- _Work to complete_
Copy these lines word for word.

-- BEGIN Dataset entries --

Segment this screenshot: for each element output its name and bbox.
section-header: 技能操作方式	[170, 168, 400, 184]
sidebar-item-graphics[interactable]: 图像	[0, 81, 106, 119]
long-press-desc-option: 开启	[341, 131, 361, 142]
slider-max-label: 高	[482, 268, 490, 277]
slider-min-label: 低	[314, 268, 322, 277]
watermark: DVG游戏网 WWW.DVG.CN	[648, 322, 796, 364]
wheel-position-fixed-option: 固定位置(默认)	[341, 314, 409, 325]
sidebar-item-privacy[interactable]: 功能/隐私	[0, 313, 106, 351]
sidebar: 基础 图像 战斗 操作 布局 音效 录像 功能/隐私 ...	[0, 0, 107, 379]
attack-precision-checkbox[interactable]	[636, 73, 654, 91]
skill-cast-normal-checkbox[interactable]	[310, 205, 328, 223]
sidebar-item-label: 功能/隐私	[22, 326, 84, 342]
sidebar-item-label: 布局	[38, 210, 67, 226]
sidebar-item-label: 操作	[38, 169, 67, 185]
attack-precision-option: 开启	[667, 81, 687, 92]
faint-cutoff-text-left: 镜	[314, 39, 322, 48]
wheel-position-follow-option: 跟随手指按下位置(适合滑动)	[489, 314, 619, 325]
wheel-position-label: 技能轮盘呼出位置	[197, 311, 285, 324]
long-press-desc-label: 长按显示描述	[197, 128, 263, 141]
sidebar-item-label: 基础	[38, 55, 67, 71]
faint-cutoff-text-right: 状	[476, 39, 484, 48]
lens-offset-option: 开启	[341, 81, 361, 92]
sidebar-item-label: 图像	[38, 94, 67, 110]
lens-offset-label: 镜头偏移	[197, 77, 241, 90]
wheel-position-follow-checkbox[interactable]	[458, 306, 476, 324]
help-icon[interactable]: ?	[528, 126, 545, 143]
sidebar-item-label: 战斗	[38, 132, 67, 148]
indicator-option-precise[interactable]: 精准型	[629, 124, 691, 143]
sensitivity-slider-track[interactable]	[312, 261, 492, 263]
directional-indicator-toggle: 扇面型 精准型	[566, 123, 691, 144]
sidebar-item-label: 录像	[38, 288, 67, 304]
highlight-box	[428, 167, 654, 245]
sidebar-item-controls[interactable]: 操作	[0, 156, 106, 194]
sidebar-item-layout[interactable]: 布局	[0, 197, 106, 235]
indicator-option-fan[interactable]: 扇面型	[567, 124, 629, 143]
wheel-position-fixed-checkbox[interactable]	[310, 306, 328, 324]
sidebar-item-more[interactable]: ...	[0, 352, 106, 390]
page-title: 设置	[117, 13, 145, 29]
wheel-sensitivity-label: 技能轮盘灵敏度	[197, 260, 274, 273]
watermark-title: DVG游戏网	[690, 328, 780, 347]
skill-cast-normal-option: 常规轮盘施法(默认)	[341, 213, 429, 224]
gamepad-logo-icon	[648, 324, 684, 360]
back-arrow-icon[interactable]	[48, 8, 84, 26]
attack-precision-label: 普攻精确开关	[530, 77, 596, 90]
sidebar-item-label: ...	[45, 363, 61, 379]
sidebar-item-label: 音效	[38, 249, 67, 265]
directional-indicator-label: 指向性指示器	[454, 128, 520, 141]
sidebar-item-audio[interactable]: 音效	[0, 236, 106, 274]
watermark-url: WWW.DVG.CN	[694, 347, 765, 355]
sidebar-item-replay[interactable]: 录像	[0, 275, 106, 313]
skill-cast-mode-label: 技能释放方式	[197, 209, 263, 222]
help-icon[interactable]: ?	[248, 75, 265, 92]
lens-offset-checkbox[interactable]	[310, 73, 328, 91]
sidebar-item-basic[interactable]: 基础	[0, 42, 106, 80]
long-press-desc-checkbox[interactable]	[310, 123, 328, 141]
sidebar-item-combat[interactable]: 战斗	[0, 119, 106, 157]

-- END Dataset entries --

- _Written response_
Segment this screenshot: for each element output its name and bbox.
section-header: 技能操作方式	[170, 168, 400, 184]
sidebar-item-graphics[interactable]: 图像	[0, 81, 106, 119]
long-press-desc-option: 开启	[341, 131, 361, 142]
slider-max-label: 高	[482, 268, 490, 277]
slider-min-label: 低	[314, 268, 322, 277]
watermark: DVG游戏网 WWW.DVG.CN	[648, 322, 796, 364]
wheel-position-fixed-option: 固定位置(默认)	[341, 314, 409, 325]
sidebar-item-privacy[interactable]: 功能/隐私	[0, 313, 106, 351]
sidebar: 基础 图像 战斗 操作 布局 音效 录像 功能/隐私 ...	[0, 0, 107, 379]
attack-precision-checkbox[interactable]	[636, 73, 654, 91]
skill-cast-normal-checkbox[interactable]	[310, 205, 328, 223]
sidebar-item-label: 功能/隐私	[22, 326, 84, 342]
sidebar-item-label: 布局	[38, 210, 67, 226]
sidebar-item-label: 操作	[38, 169, 67, 185]
attack-precision-option: 开启	[667, 81, 687, 92]
faint-cutoff-text-left: 镜	[314, 39, 322, 48]
wheel-position-follow-option: 跟随手指按下位置(适合滑动)	[489, 314, 619, 325]
wheel-position-label: 技能轮盘呼出位置	[197, 311, 285, 324]
long-press-desc-label: 长按显示描述	[197, 128, 263, 141]
sidebar-item-label: 基础	[38, 55, 67, 71]
faint-cutoff-text-right: 状	[476, 39, 484, 48]
lens-offset-option: 开启	[341, 81, 361, 92]
sidebar-item-label: 图像	[38, 94, 67, 110]
lens-offset-label: 镜头偏移	[197, 77, 241, 90]
wheel-position-follow-checkbox[interactable]	[458, 306, 476, 324]
help-icon[interactable]: ?	[528, 126, 545, 143]
sidebar-item-label: 战斗	[38, 132, 67, 148]
indicator-option-precise[interactable]: 精准型	[629, 124, 691, 143]
sensitivity-slider-track[interactable]	[312, 261, 492, 263]
directional-indicator-toggle: 扇面型 精准型	[566, 123, 691, 144]
sidebar-item-label: 录像	[38, 288, 67, 304]
highlight-box	[428, 167, 654, 245]
sidebar-item-controls[interactable]: 操作	[0, 156, 106, 194]
sidebar-item-layout[interactable]: 布局	[0, 197, 106, 235]
indicator-option-fan[interactable]: 扇面型	[567, 124, 629, 143]
wheel-position-fixed-checkbox[interactable]	[310, 306, 328, 324]
sidebar-item-more[interactable]: ...	[0, 352, 106, 390]
page-title: 设置	[117, 13, 145, 29]
wheel-sensitivity-label: 技能轮盘灵敏度	[197, 260, 274, 273]
watermark-title: DVG游戏网	[690, 328, 780, 347]
skill-cast-normal-option: 常规轮盘施法(默认)	[341, 213, 429, 224]
gamepad-logo-icon	[648, 324, 684, 360]
back-arrow-icon[interactable]	[48, 8, 84, 26]
attack-precision-label: 普攻精确开关	[530, 77, 596, 90]
sidebar-item-label: ...	[45, 363, 61, 379]
sidebar-item-label: 音效	[38, 249, 67, 265]
directional-indicator-label: 指向性指示器	[454, 128, 520, 141]
sidebar-item-audio[interactable]: 音效	[0, 236, 106, 274]
watermark-url: WWW.DVG.CN	[694, 347, 765, 355]
sidebar-item-replay[interactable]: 录像	[0, 275, 106, 313]
skill-cast-mode-label: 技能释放方式	[197, 209, 263, 222]
help-icon[interactable]: ?	[248, 75, 265, 92]
lens-offset-checkbox[interactable]	[310, 73, 328, 91]
sidebar-item-basic[interactable]: 基础	[0, 42, 106, 80]
long-press-desc-checkbox[interactable]	[310, 123, 328, 141]
sidebar-item-combat[interactable]: 战斗	[0, 119, 106, 157]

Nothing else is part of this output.